** Begin Provided data **
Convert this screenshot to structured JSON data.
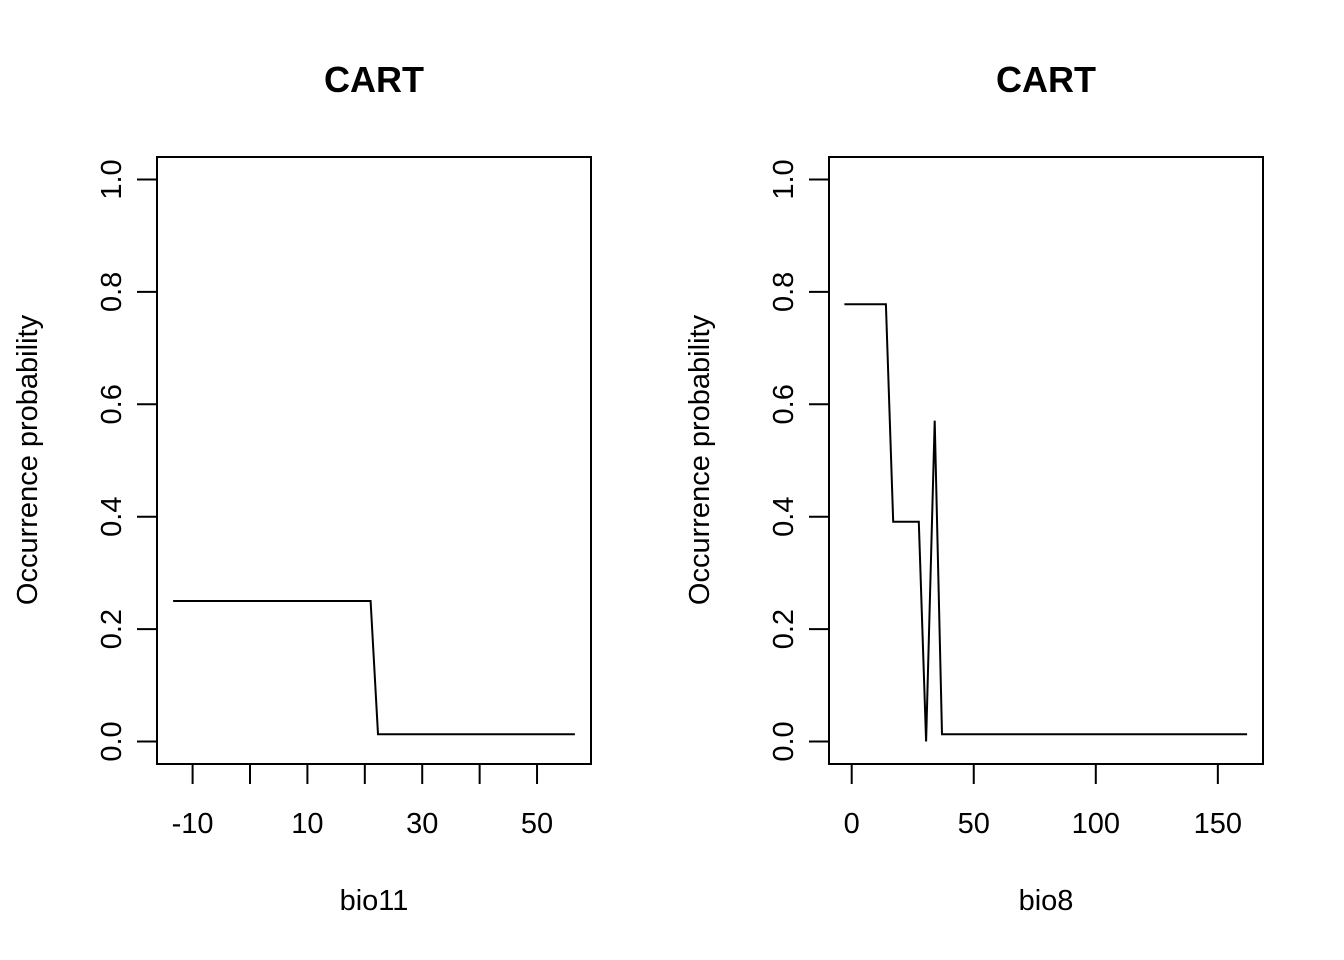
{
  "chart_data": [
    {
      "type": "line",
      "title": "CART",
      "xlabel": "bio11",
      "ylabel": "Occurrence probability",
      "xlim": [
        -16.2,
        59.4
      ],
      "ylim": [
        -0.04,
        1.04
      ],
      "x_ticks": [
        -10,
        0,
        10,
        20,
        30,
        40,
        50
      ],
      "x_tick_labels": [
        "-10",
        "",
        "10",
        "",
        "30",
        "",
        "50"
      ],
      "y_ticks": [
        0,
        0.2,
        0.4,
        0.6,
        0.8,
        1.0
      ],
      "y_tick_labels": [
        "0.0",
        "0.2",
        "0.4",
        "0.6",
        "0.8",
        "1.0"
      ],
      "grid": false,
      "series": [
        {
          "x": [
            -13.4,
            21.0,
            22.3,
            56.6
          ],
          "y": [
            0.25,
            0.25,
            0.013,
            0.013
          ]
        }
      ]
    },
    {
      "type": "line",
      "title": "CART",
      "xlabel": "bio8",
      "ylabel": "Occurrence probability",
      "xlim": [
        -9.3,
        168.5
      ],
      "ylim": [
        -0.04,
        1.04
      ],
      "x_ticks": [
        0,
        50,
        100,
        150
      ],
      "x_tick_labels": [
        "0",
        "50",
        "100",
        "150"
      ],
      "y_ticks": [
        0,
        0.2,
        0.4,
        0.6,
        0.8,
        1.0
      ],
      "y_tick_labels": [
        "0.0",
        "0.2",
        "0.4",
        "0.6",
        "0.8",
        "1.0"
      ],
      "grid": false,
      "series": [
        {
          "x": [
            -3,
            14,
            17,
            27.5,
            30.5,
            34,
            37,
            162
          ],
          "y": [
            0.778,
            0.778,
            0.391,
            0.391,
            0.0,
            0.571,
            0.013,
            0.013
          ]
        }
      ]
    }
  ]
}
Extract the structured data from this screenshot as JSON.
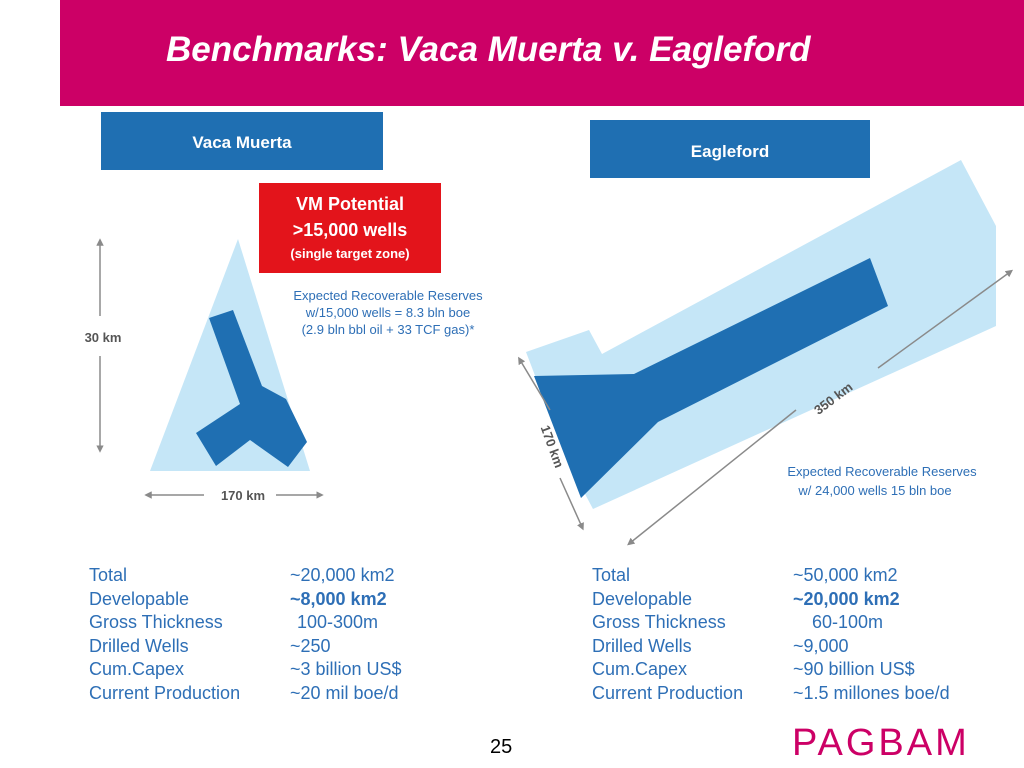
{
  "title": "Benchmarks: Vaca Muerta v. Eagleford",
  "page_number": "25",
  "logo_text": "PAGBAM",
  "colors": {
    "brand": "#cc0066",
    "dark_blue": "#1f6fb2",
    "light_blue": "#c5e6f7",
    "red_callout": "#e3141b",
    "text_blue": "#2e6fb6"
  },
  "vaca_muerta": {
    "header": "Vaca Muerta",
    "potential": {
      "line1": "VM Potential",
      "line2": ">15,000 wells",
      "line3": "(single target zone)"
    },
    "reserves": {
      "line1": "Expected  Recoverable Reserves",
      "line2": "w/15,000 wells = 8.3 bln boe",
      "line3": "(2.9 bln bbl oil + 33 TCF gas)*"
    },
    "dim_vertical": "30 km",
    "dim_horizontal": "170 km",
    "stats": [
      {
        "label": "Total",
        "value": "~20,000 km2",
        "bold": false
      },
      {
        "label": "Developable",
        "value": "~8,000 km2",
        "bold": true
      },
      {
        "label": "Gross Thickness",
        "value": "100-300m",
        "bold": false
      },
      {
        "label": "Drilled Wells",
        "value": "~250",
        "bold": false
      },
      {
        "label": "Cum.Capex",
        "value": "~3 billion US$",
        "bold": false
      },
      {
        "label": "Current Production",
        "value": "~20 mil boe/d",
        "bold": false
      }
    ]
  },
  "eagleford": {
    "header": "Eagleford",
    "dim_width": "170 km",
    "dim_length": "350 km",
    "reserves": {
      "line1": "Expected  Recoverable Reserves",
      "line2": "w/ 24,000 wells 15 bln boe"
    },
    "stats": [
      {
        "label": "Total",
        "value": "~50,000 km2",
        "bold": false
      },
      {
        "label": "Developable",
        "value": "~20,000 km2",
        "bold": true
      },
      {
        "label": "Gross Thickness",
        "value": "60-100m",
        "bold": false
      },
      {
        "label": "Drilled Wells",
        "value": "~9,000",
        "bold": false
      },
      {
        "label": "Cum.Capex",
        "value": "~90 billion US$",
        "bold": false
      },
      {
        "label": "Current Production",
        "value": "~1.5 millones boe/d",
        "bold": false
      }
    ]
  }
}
** End Provided data **
▶ Your task
Reproduce all entries exactly. Pictures do not belong in the copy.

▶ Written answer
Convert this screenshot to structured JSON data.
{
  "chart_data": [
    {
      "type": "line",
      "title": "CART",
      "xlabel": "bio11",
      "ylabel": "Occurrence probability",
      "xlim": [
        -16.2,
        59.4
      ],
      "ylim": [
        -0.04,
        1.04
      ],
      "x_ticks": [
        -10,
        0,
        10,
        20,
        30,
        40,
        50
      ],
      "x_tick_labels": [
        "-10",
        "",
        "10",
        "",
        "30",
        "",
        "50"
      ],
      "y_ticks": [
        0,
        0.2,
        0.4,
        0.6,
        0.8,
        1.0
      ],
      "y_tick_labels": [
        "0.0",
        "0.2",
        "0.4",
        "0.6",
        "0.8",
        "1.0"
      ],
      "grid": false,
      "series": [
        {
          "x": [
            -13.4,
            21.0,
            22.3,
            56.6
          ],
          "y": [
            0.25,
            0.25,
            0.013,
            0.013
          ]
        }
      ]
    },
    {
      "type": "line",
      "title": "CART",
      "xlabel": "bio8",
      "ylabel": "Occurrence probability",
      "xlim": [
        -9.3,
        168.5
      ],
      "ylim": [
        -0.04,
        1.04
      ],
      "x_ticks": [
        0,
        50,
        100,
        150
      ],
      "x_tick_labels": [
        "0",
        "50",
        "100",
        "150"
      ],
      "y_ticks": [
        0,
        0.2,
        0.4,
        0.6,
        0.8,
        1.0
      ],
      "y_tick_labels": [
        "0.0",
        "0.2",
        "0.4",
        "0.6",
        "0.8",
        "1.0"
      ],
      "grid": false,
      "series": [
        {
          "x": [
            -3,
            14,
            17,
            27.5,
            30.5,
            34,
            37,
            162
          ],
          "y": [
            0.778,
            0.778,
            0.391,
            0.391,
            0.0,
            0.571,
            0.013,
            0.013
          ]
        }
      ]
    }
  ]
}
Extract the structured data from this screenshot as JSON.
{
  "title": "Benchmarks: Vaca Muerta v. Eagleford",
  "page_number": "25",
  "logo_text": "PAGBAM",
  "colors": {
    "brand": "#cc0066",
    "dark_blue": "#1f6fb2",
    "light_blue": "#c5e6f7",
    "red_callout": "#e3141b",
    "text_blue": "#2e6fb6"
  },
  "vaca_muerta": {
    "header": "Vaca Muerta",
    "potential": {
      "line1": "VM Potential",
      "line2": ">15,000 wells",
      "line3": "(single target zone)"
    },
    "reserves": {
      "line1": "Expected  Recoverable Reserves",
      "line2": "w/15,000 wells = 8.3 bln boe",
      "line3": "(2.9 bln bbl oil + 33 TCF gas)*"
    },
    "dim_vertical": "30 km",
    "dim_horizontal": "170 km",
    "stats": [
      {
        "label": "Total",
        "value": "~20,000 km2",
        "bold": false
      },
      {
        "label": "Developable",
        "value": "~8,000 km2",
        "bold": true
      },
      {
        "label": "Gross Thickness",
        "value": "100-300m",
        "bold": false
      },
      {
        "label": "Drilled Wells",
        "value": "~250",
        "bold": false
      },
      {
        "label": "Cum.Capex",
        "value": "~3 billion US$",
        "bold": false
      },
      {
        "label": "Current Production",
        "value": "~20 mil boe/d",
        "bold": false
      }
    ]
  },
  "eagleford": {
    "header": "Eagleford",
    "dim_width": "170 km",
    "dim_length": "350 km",
    "reserves": {
      "line1": "Expected  Recoverable Reserves",
      "line2": "w/ 24,000 wells 15 bln boe"
    },
    "stats": [
      {
        "label": "Total",
        "value": "~50,000 km2",
        "bold": false
      },
      {
        "label": "Developable",
        "value": "~20,000 km2",
        "bold": true
      },
      {
        "label": "Gross Thickness",
        "value": "60-100m",
        "bold": false
      },
      {
        "label": "Drilled Wells",
        "value": "~9,000",
        "bold": false
      },
      {
        "label": "Cum.Capex",
        "value": "~90 billion US$",
        "bold": false
      },
      {
        "label": "Current Production",
        "value": "~1.5 millones boe/d",
        "bold": false
      }
    ]
  }
}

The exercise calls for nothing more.